PROBLEM DESCRIPTION
Recast every row below as a Markdown table with the columns Row and Text. Give each row its number and its full wording, and leave out any blank lines.

RECORDS SUPPLIED
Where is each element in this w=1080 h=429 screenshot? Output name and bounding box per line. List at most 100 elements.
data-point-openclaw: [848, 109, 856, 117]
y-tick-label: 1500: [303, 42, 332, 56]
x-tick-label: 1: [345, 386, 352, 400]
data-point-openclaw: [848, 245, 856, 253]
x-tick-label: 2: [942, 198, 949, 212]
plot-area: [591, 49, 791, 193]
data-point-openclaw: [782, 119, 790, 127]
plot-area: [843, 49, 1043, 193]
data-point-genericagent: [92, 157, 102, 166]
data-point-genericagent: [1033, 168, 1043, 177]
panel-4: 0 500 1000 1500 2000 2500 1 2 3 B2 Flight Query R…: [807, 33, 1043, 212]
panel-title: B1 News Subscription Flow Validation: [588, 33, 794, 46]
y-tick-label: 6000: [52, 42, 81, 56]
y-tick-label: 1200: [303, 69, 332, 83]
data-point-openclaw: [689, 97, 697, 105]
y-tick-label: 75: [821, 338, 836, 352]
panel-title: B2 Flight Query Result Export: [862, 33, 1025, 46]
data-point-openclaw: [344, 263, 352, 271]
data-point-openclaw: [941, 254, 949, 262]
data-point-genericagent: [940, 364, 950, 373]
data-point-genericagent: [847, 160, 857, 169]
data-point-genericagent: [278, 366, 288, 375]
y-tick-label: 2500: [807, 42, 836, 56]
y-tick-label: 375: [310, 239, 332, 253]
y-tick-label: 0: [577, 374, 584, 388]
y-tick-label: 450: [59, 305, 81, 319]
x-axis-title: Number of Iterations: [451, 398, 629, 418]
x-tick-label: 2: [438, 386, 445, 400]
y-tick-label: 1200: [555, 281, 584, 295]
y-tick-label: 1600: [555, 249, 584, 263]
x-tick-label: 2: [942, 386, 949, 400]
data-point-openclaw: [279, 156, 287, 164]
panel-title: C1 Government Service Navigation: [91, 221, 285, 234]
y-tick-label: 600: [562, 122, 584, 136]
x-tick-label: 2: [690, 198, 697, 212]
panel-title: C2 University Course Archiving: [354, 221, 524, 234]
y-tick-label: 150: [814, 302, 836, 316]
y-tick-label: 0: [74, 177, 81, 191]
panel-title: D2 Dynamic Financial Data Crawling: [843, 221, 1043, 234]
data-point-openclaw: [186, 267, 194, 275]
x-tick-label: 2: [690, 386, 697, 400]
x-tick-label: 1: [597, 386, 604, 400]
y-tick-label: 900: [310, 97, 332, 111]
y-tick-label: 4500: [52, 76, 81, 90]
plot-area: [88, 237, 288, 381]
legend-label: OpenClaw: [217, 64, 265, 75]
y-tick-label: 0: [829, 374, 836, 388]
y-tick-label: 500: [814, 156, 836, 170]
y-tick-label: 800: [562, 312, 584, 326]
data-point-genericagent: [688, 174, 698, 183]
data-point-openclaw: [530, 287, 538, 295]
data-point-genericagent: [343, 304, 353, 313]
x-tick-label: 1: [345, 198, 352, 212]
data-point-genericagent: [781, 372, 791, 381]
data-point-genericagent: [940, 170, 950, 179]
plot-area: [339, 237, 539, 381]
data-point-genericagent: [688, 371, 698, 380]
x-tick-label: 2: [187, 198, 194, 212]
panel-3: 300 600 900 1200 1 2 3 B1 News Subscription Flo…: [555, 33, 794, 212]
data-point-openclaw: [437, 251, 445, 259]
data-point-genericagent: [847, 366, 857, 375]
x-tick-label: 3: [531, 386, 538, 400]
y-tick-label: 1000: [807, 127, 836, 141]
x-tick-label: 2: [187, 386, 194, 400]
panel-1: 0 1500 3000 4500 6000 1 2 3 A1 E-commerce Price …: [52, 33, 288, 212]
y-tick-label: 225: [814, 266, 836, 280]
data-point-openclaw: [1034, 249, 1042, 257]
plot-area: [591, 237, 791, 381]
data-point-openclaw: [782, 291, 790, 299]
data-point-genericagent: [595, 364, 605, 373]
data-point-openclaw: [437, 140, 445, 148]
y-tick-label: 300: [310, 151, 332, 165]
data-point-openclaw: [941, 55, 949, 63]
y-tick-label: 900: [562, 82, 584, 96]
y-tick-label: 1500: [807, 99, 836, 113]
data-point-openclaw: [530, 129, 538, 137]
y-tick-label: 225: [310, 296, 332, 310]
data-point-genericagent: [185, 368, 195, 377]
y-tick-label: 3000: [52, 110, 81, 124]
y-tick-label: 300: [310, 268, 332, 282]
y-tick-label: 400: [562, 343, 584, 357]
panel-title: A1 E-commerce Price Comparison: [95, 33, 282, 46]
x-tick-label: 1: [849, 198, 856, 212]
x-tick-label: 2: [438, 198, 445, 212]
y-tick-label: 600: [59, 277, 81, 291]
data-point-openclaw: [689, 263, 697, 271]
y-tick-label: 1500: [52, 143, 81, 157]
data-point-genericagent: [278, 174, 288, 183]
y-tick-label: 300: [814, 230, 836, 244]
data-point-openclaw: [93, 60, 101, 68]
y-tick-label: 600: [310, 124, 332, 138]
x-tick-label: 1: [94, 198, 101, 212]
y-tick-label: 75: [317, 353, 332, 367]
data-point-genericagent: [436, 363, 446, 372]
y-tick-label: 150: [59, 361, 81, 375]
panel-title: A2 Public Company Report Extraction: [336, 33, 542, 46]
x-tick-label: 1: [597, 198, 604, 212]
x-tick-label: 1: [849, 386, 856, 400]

RESULT
| Row | Text |
|---|---|
| 1 | Where is each element in this w=1080 h=429 screenshot? Output name and bounding box per line. List at most 100 elements. |
| 2 | data-point-openclaw: [848, 109, 856, 117] |
| 3 | y-tick-label: 1500: [303, 42, 332, 56] |
| 4 | x-tick-label: 1: [345, 386, 352, 400] |
| 5 | data-point-openclaw: [848, 245, 856, 253] |
| 6 | x-tick-label: 2: [942, 198, 949, 212] |
| 7 | plot-area: [591, 49, 791, 193] |
| 8 | data-point-openclaw: [782, 119, 790, 127] |
| 9 | plot-area: [843, 49, 1043, 193] |
| 10 | data-point-genericagent: [92, 157, 102, 166] |
| 11 | data-point-genericagent: [1033, 168, 1043, 177] |
| 12 | panel-4: 0 500 1000 1500 2000 2500 1 2 3 B2 Flight Query R…: [807, 33, 1043, 212] |
| 13 | panel-title: B1 News Subscription Flow Validation: [588, 33, 794, 46] |
| 14 | y-tick-label: 6000: [52, 42, 81, 56] |
| 15 | y-tick-label: 1200: [303, 69, 332, 83] |
| 16 | data-point-openclaw: [689, 97, 697, 105] |
| 17 | y-tick-label: 75: [821, 338, 836, 352] |
| 18 | panel-title: B2 Flight Query Result Export: [862, 33, 1025, 46] |
| 19 | data-point-openclaw: [344, 263, 352, 271] |
| 20 | data-point-openclaw: [941, 254, 949, 262] |
| 21 | data-point-genericagent: [940, 364, 950, 373] |
| 22 | data-point-genericagent: [847, 160, 857, 169] |
| 23 | data-point-genericagent: [278, 366, 288, 375] |
| 24 | y-tick-label: 2500: [807, 42, 836, 56] |
| 25 | y-tick-label: 375: [310, 239, 332, 253] |
| 26 | y-tick-label: 0: [577, 374, 584, 388] |
| 27 | y-tick-label: 450: [59, 305, 81, 319] |
| 28 | x-axis-title: Number of Iterations: [451, 398, 629, 418] |
| 29 | x-tick-label: 2: [438, 386, 445, 400] |
| 30 | y-tick-label: 1200: [555, 281, 584, 295] |
| 31 | y-tick-label: 1600: [555, 249, 584, 263] |
| 32 | x-tick-label: 2: [942, 386, 949, 400] |
| 33 | data-point-openclaw: [279, 156, 287, 164] |
| 34 | panel-title: C1 Government Service Navigation: [91, 221, 285, 234] |
| 35 | y-tick-label: 600: [562, 122, 584, 136] |
| 36 | x-tick-label: 2: [690, 198, 697, 212] |
| 37 | panel-title: C2 University Course Archiving: [354, 221, 524, 234] |
| 38 | y-tick-label: 150: [814, 302, 836, 316] |
| 39 | y-tick-label: 0: [74, 177, 81, 191] |
| 40 | panel-title: D2 Dynamic Financial Data Crawling: [843, 221, 1043, 234] |
| 41 | data-point-openclaw: [186, 267, 194, 275] |
| 42 | x-tick-label: 2: [690, 386, 697, 400] |
| 43 | x-tick-label: 1: [597, 386, 604, 400] |
| 44 | y-tick-label: 900: [310, 97, 332, 111] |
| 45 | y-tick-label: 4500: [52, 76, 81, 90] |
| 46 | plot-area: [88, 237, 288, 381] |
| 47 | legend-label: OpenClaw: [217, 64, 265, 75] |
| 48 | y-tick-label: 0: [829, 374, 836, 388] |
| 49 | y-tick-label: 500: [814, 156, 836, 170] |
| 50 | y-tick-label: 800: [562, 312, 584, 326] |
| 51 | data-point-genericagent: [688, 174, 698, 183] |
| 52 | data-point-openclaw: [530, 287, 538, 295] |
| 53 | data-point-genericagent: [343, 304, 353, 313] |
| 54 | x-tick-label: 1: [345, 198, 352, 212] |
| 55 | data-point-genericagent: [781, 372, 791, 381] |
| 56 | data-point-genericagent: [940, 170, 950, 179] |
| 57 | plot-area: [339, 237, 539, 381] |
| 58 | data-point-genericagent: [688, 371, 698, 380] |
| 59 | x-tick-label: 2: [187, 198, 194, 212] |
| 60 | panel-3: 300 600 900 1200 1 2 3 B1 News Subscription Flo…: [555, 33, 794, 212] |
| 61 | data-point-openclaw: [437, 251, 445, 259] |
| 62 | data-point-genericagent: [847, 366, 857, 375] |
| 63 | x-tick-label: 3: [531, 386, 538, 400] |
| 64 | y-tick-label: 1000: [807, 127, 836, 141] |
| 65 | x-tick-label: 2: [187, 386, 194, 400] |
| 66 | panel-1: 0 1500 3000 4500 6000 1 2 3 A1 E-commerce Price …: [52, 33, 288, 212] |
| 67 | y-tick-label: 225: [814, 266, 836, 280] |
| 68 | data-point-openclaw: [1034, 249, 1042, 257] |
| 69 | plot-area: [591, 237, 791, 381] |
| 70 | data-point-openclaw: [782, 291, 790, 299] |
| 71 | data-point-genericagent: [595, 364, 605, 373] |
| 72 | data-point-openclaw: [437, 140, 445, 148] |
| 73 | y-tick-label: 300: [310, 151, 332, 165] |
| 74 | data-point-openclaw: [941, 55, 949, 63] |
| 75 | y-tick-label: 900: [562, 82, 584, 96] |
| 76 | y-tick-label: 1500: [807, 99, 836, 113] |
| 77 | data-point-openclaw: [530, 129, 538, 137] |
| 78 | y-tick-label: 225: [310, 296, 332, 310] |
| 79 | data-point-genericagent: [185, 368, 195, 377] |
| 80 | y-tick-label: 3000: [52, 110, 81, 124] |
| 81 | y-tick-label: 300: [310, 268, 332, 282] |
| 82 | y-tick-label: 400: [562, 343, 584, 357] |
| 83 | panel-title: A1 E-commerce Price Comparison: [95, 33, 282, 46] |
| 84 | x-tick-label: 1: [849, 198, 856, 212] |
| 85 | x-tick-label: 2: [438, 198, 445, 212] |
| 86 | y-tick-label: 600: [59, 277, 81, 291] |
| 87 | data-point-openclaw: [689, 263, 697, 271] |
| 88 | y-tick-label: 1500: [52, 143, 81, 157] |
| 89 | data-point-genericagent: [278, 174, 288, 183] |
| 90 | y-tick-label: 300: [814, 230, 836, 244] |
| 91 | data-point-openclaw: [93, 60, 101, 68] |
| 92 | y-tick-label: 600: [310, 124, 332, 138] |
| 93 | x-tick-label: 1: [94, 198, 101, 212] |
| 94 | y-tick-label: 75: [317, 353, 332, 367] |
| 95 | data-point-genericagent: [436, 363, 446, 372] |
| 96 | y-tick-label: 150: [59, 361, 81, 375] |
| 97 | panel-title: A2 Public Company Report Extraction: [336, 33, 542, 46] |
| 98 | x-tick-label: 1: [597, 198, 604, 212] |
| 99 | x-tick-label: 1: [849, 386, 856, 400] |